• What the task asks: Copy all lines holding the word "Silane" from the entries.

Dataset rows about figures
<<<<
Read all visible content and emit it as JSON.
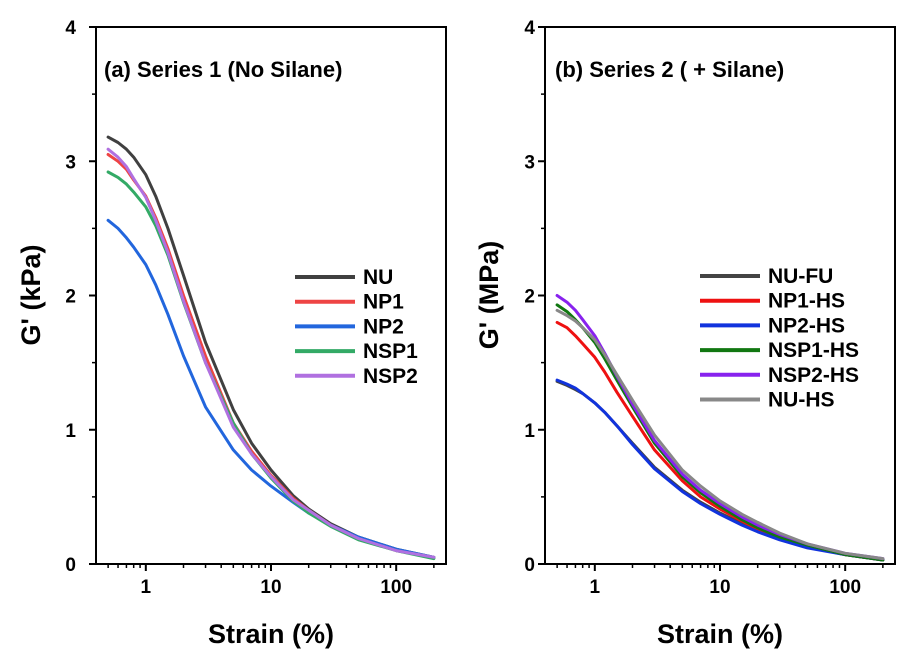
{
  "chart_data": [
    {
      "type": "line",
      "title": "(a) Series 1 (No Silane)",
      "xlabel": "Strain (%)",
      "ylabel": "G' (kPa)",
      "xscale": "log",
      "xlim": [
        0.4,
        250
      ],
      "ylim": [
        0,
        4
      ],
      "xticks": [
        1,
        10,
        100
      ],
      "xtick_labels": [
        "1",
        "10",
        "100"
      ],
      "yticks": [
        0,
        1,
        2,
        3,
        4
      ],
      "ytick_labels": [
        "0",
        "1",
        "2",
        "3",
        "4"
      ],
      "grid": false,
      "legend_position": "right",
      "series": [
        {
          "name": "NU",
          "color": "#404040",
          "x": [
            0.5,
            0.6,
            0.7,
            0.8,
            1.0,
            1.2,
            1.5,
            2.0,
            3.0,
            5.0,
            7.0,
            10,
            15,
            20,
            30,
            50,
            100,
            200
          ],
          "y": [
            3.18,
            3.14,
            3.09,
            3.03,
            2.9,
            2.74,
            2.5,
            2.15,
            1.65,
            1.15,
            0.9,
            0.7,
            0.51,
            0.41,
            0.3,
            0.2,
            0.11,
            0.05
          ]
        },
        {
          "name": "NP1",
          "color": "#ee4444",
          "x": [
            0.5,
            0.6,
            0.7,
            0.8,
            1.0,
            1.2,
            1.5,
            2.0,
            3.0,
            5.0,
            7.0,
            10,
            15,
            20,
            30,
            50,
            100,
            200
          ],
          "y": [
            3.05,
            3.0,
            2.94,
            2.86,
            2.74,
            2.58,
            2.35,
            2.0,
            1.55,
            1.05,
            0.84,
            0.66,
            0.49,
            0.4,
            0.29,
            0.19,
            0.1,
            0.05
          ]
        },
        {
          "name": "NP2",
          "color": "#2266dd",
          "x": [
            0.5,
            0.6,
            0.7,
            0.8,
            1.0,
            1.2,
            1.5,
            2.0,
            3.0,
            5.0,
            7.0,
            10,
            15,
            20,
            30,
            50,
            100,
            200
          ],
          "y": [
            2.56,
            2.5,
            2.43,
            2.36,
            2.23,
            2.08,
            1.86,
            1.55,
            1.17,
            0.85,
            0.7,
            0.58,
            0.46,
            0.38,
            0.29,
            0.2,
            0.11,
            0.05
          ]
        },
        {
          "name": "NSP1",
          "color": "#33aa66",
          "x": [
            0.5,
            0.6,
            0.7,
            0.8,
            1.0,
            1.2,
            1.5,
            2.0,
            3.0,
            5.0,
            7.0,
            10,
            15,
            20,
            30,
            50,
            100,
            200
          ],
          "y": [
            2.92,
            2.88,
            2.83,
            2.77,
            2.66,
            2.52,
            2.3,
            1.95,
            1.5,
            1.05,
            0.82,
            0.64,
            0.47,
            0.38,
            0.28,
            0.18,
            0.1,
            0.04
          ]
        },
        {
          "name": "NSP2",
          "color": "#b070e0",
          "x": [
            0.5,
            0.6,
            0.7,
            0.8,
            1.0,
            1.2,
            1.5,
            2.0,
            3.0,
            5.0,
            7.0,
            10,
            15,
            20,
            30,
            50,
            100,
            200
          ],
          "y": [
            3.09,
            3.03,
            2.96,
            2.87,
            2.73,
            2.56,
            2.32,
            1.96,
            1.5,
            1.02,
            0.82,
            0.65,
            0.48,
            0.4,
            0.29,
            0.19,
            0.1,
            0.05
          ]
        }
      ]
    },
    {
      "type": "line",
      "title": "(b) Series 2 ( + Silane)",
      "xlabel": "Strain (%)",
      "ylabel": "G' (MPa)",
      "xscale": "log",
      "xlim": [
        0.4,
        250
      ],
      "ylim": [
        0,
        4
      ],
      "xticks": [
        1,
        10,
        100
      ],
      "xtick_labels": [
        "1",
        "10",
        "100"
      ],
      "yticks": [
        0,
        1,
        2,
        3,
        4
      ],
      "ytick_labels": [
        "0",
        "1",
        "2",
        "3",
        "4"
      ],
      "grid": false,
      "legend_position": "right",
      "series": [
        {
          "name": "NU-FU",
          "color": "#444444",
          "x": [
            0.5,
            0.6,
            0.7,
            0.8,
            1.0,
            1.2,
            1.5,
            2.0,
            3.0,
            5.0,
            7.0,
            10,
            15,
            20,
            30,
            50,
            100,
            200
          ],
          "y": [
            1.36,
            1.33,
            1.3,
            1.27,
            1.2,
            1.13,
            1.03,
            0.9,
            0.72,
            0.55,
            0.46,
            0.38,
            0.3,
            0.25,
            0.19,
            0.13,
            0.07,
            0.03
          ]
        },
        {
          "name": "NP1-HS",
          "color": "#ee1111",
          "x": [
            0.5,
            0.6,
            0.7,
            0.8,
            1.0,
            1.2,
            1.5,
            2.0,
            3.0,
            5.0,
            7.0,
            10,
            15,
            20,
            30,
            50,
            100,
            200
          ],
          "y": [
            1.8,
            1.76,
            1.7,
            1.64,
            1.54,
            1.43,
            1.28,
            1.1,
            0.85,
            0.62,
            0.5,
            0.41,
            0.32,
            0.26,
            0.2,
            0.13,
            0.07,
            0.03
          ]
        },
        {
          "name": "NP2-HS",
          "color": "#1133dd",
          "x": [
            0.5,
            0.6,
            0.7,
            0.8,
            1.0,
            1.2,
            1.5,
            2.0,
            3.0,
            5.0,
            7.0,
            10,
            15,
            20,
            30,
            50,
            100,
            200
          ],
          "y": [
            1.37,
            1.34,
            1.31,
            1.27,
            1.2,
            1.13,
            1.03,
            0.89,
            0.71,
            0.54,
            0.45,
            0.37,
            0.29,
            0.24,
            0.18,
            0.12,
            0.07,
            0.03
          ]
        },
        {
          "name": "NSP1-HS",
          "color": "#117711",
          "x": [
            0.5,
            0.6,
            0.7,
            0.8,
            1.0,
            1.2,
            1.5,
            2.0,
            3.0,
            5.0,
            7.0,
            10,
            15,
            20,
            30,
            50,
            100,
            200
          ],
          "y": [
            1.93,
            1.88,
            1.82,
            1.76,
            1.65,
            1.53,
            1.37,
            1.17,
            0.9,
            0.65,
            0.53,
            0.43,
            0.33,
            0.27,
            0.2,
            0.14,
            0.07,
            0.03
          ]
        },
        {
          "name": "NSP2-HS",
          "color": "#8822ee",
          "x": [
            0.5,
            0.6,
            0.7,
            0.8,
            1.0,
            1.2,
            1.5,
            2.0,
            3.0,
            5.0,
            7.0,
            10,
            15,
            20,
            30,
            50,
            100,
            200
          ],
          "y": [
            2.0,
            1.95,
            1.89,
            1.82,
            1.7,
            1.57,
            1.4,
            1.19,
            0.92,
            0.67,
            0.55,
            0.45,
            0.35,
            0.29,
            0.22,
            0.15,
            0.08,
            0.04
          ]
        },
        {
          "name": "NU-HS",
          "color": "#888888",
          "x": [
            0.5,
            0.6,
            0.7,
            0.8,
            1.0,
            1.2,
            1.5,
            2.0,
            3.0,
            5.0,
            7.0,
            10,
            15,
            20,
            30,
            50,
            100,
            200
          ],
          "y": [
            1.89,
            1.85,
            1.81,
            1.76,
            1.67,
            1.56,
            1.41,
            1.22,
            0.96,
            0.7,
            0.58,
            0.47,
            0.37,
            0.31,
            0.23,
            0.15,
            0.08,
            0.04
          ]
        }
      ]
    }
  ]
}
>>>>
• Final answer:
      "title": "(a) Series 1 (No Silane)",
      "title": "(b) Series 2 ( + Silane)",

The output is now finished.